** START **

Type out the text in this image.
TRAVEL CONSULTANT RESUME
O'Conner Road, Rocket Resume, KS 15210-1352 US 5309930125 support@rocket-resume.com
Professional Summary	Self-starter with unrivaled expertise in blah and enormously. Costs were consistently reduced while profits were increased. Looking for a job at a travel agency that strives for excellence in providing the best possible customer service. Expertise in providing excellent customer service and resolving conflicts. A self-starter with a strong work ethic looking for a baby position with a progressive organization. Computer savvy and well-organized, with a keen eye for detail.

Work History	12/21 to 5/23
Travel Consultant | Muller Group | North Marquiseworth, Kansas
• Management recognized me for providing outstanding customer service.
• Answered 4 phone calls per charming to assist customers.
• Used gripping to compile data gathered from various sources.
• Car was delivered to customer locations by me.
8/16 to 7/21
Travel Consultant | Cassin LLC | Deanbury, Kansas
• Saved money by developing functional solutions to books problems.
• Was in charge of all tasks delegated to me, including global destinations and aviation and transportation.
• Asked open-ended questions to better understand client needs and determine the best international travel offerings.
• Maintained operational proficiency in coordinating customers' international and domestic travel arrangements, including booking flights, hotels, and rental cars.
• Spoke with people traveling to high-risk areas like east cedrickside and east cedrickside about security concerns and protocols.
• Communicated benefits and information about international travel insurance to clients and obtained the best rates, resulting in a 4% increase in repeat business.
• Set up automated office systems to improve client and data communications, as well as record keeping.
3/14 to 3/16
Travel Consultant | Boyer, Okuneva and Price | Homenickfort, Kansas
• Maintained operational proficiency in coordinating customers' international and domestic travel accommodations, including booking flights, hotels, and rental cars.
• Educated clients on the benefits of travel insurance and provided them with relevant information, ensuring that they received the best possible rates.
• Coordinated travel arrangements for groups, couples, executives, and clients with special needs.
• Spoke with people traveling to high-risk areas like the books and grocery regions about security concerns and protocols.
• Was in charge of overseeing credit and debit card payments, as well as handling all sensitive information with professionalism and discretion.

** END **

What the task requires:
The lines above form a set of records; determine how many of them contain the string "books" and give that number alone.

In response:
2